§ **Brief**
Write out every record below exactly as it appears.
[start of Listed records]
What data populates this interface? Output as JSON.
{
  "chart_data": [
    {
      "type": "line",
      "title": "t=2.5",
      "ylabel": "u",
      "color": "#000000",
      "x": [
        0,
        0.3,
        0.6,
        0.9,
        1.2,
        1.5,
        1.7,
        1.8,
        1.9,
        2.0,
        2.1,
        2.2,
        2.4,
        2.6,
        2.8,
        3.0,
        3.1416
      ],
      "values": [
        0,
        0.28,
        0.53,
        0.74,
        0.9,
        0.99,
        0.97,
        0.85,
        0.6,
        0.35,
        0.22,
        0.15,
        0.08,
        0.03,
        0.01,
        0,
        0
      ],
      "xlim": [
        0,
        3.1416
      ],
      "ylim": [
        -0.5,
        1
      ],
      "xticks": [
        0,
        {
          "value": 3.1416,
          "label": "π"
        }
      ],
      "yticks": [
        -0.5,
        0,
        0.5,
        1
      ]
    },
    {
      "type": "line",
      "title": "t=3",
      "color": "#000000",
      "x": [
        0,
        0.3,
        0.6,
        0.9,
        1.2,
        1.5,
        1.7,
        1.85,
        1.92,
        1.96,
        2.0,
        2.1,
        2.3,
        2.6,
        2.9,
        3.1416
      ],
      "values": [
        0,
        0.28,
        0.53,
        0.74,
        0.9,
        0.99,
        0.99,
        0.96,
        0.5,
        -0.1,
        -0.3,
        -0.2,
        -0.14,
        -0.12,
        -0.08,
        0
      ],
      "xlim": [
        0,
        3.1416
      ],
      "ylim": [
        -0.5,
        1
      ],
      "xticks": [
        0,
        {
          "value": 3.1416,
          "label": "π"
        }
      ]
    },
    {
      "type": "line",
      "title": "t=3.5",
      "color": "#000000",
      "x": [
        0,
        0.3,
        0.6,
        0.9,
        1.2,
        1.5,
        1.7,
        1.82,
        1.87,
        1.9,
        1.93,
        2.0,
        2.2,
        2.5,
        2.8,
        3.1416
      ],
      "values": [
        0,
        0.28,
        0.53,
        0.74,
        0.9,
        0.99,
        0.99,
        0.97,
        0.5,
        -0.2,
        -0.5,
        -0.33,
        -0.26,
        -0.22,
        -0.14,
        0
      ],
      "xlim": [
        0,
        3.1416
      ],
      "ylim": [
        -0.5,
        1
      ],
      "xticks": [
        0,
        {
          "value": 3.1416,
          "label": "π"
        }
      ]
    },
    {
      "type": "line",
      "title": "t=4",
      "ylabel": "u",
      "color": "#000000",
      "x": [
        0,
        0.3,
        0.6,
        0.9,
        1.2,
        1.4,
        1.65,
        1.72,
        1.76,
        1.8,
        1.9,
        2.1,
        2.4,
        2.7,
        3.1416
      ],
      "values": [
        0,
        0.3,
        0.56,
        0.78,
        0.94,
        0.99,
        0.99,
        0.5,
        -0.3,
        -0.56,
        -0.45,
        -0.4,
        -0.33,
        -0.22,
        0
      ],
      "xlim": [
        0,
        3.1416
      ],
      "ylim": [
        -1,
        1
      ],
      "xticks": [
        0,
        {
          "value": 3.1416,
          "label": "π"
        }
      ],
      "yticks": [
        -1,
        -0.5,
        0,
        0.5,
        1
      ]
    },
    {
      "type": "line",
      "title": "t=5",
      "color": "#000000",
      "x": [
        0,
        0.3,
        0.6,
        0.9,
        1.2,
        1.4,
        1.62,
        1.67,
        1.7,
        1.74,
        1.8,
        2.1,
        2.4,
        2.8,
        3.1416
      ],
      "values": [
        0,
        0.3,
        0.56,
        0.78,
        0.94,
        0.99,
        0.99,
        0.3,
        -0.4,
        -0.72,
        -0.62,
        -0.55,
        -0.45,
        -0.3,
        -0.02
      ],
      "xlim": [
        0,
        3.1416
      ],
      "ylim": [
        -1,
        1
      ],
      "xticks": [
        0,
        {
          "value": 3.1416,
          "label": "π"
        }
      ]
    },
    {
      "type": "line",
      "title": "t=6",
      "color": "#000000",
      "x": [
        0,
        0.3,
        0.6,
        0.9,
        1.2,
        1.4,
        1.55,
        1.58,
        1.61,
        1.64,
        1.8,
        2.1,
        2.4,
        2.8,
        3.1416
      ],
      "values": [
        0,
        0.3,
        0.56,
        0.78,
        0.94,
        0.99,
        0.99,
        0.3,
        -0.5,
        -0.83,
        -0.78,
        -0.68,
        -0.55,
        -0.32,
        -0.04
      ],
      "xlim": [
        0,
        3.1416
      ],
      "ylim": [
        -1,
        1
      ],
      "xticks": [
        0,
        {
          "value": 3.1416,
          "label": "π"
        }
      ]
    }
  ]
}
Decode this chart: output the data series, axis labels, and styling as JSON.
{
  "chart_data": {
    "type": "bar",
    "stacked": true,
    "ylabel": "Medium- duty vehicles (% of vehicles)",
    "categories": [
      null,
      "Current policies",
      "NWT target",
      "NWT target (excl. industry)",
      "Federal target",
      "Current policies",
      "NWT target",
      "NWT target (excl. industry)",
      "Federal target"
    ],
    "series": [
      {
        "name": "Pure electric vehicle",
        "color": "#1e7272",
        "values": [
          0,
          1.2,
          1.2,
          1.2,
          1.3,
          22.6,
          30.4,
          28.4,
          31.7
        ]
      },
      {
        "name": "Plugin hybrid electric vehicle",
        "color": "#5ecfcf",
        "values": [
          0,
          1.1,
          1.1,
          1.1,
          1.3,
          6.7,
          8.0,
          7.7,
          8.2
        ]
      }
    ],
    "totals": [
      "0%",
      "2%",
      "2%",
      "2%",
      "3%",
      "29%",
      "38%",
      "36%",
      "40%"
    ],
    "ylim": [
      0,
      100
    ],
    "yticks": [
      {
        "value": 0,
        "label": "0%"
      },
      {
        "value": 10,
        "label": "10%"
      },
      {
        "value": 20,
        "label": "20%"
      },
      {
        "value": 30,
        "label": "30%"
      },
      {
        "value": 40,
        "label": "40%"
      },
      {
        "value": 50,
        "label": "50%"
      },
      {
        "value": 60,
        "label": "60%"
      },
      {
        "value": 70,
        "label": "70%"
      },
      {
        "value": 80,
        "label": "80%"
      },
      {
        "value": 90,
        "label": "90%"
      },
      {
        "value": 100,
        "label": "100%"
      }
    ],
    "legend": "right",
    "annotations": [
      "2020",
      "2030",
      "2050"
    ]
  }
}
[end of Listed records]
§ **The solution**
What data populates this interface? Output as JSON.
{
  "chart_data": [
    {
      "type": "line",
      "title": "t=2.5",
      "ylabel": "u",
      "color": "#000000",
      "x": [
        0,
        0.3,
        0.6,
        0.9,
        1.2,
        1.5,
        1.7,
        1.8,
        1.9,
        2.0,
        2.1,
        2.2,
        2.4,
        2.6,
        2.8,
        3.0,
        3.1416
      ],
      "values": [
        0,
        0.28,
        0.53,
        0.74,
        0.9,
        0.99,
        0.97,
        0.85,
        0.6,
        0.35,
        0.22,
        0.15,
        0.08,
        0.03,
        0.01,
        0,
        0
      ],
      "xlim": [
        0,
        3.1416
      ],
      "ylim": [
        -0.5,
        1
      ],
      "xticks": [
        0,
        {
          "value": 3.1416,
          "label": "π"
        }
      ],
      "yticks": [
        -0.5,
        0,
        0.5,
        1
      ]
    },
    {
      "type": "line",
      "title": "t=3",
      "color": "#000000",
      "x": [
        0,
        0.3,
        0.6,
        0.9,
        1.2,
        1.5,
        1.7,
        1.85,
        1.92,
        1.96,
        2.0,
        2.1,
        2.3,
        2.6,
        2.9,
        3.1416
      ],
      "values": [
        0,
        0.28,
        0.53,
        0.74,
        0.9,
        0.99,
        0.99,
        0.96,
        0.5,
        -0.1,
        -0.3,
        -0.2,
        -0.14,
        -0.12,
        -0.08,
        0
      ],
      "xlim": [
        0,
        3.1416
      ],
      "ylim": [
        -0.5,
        1
      ],
      "xticks": [
        0,
        {
          "value": 3.1416,
          "label": "π"
        }
      ]
    },
    {
      "type": "line",
      "title": "t=3.5",
      "color": "#000000",
      "x": [
        0,
        0.3,
        0.6,
        0.9,
        1.2,
        1.5,
        1.7,
        1.82,
        1.87,
        1.9,
        1.93,
        2.0,
        2.2,
        2.5,
        2.8,
        3.1416
      ],
      "values": [
        0,
        0.28,
        0.53,
        0.74,
        0.9,
        0.99,
        0.99,
        0.97,
        0.5,
        -0.2,
        -0.5,
        -0.33,
        -0.26,
        -0.22,
        -0.14,
        0
      ],
      "xlim": [
        0,
        3.1416
      ],
      "ylim": [
        -0.5,
        1
      ],
      "xticks": [
        0,
        {
          "value": 3.1416,
          "label": "π"
        }
      ]
    },
    {
      "type": "line",
      "title": "t=4",
      "ylabel": "u",
      "color": "#000000",
      "x": [
        0,
        0.3,
        0.6,
        0.9,
        1.2,
        1.4,
        1.65,
        1.72,
        1.76,
        1.8,
        1.9,
        2.1,
        2.4,
        2.7,
        3.1416
      ],
      "values": [
        0,
        0.3,
        0.56,
        0.78,
        0.94,
        0.99,
        0.99,
        0.5,
        -0.3,
        -0.56,
        -0.45,
        -0.4,
        -0.33,
        -0.22,
        0
      ],
      "xlim": [
        0,
        3.1416
      ],
      "ylim": [
        -1,
        1
      ],
      "xticks": [
        0,
        {
          "value": 3.1416,
          "label": "π"
        }
      ],
      "yticks": [
        -1,
        -0.5,
        0,
        0.5,
        1
      ]
    },
    {
      "type": "line",
      "title": "t=5",
      "color": "#000000",
      "x": [
        0,
        0.3,
        0.6,
        0.9,
        1.2,
        1.4,
        1.62,
        1.67,
        1.7,
        1.74,
        1.8,
        2.1,
        2.4,
        2.8,
        3.1416
      ],
      "values": [
        0,
        0.3,
        0.56,
        0.78,
        0.94,
        0.99,
        0.99,
        0.3,
        -0.4,
        -0.72,
        -0.62,
        -0.55,
        -0.45,
        -0.3,
        -0.02
      ],
      "xlim": [
        0,
        3.1416
      ],
      "ylim": [
        -1,
        1
      ],
      "xticks": [
        0,
        {
          "value": 3.1416,
          "label": "π"
        }
      ]
    },
    {
      "type": "line",
      "title": "t=6",
      "color": "#000000",
      "x": [
        0,
        0.3,
        0.6,
        0.9,
        1.2,
        1.4,
        1.55,
        1.58,
        1.61,
        1.64,
        1.8,
        2.1,
        2.4,
        2.8,
        3.1416
      ],
      "values": [
        0,
        0.3,
        0.56,
        0.78,
        0.94,
        0.99,
        0.99,
        0.3,
        -0.5,
        -0.83,
        -0.78,
        -0.68,
        -0.55,
        -0.32,
        -0.04
      ],
      "xlim": [
        0,
        3.1416
      ],
      "ylim": [
        -1,
        1
      ],
      "xticks": [
        0,
        {
          "value": 3.1416,
          "label": "π"
        }
      ]
    }
  ]
}
Decode this chart: output the data series, axis labels, and styling as JSON.
{
  "chart_data": {
    "type": "bar",
    "stacked": true,
    "ylabel": "Medium- duty vehicles (% of vehicles)",
    "categories": [
      null,
      "Current policies",
      "NWT target",
      "NWT target (excl. industry)",
      "Federal target",
      "Current policies",
      "NWT target",
      "NWT target (excl. industry)",
      "Federal target"
    ],
    "series": [
      {
        "name": "Pure electric vehicle",
        "color": "#1e7272",
        "values": [
          0,
          1.2,
          1.2,
          1.2,
          1.3,
          22.6,
          30.4,
          28.4,
          31.7
        ]
      },
      {
        "name": "Plugin hybrid electric vehicle",
        "color": "#5ecfcf",
        "values": [
          0,
          1.1,
          1.1,
          1.1,
          1.3,
          6.7,
          8.0,
          7.7,
          8.2
        ]
      }
    ],
    "totals": [
      "0%",
      "2%",
      "2%",
      "2%",
      "3%",
      "29%",
      "38%",
      "36%",
      "40%"
    ],
    "ylim": [
      0,
      100
    ],
    "yticks": [
      {
        "value": 0,
        "label": "0%"
      },
      {
        "value": 10,
        "label": "10%"
      },
      {
        "value": 20,
        "label": "20%"
      },
      {
        "value": 30,
        "label": "30%"
      },
      {
        "value": 40,
        "label": "40%"
      },
      {
        "value": 50,
        "label": "50%"
      },
      {
        "value": 60,
        "label": "60%"
      },
      {
        "value": 70,
        "label": "70%"
      },
      {
        "value": 80,
        "label": "80%"
      },
      {
        "value": 90,
        "label": "90%"
      },
      {
        "value": 100,
        "label": "100%"
      }
    ],
    "legend": "right",
    "annotations": [
      "2020",
      "2030",
      "2050"
    ]
  }
}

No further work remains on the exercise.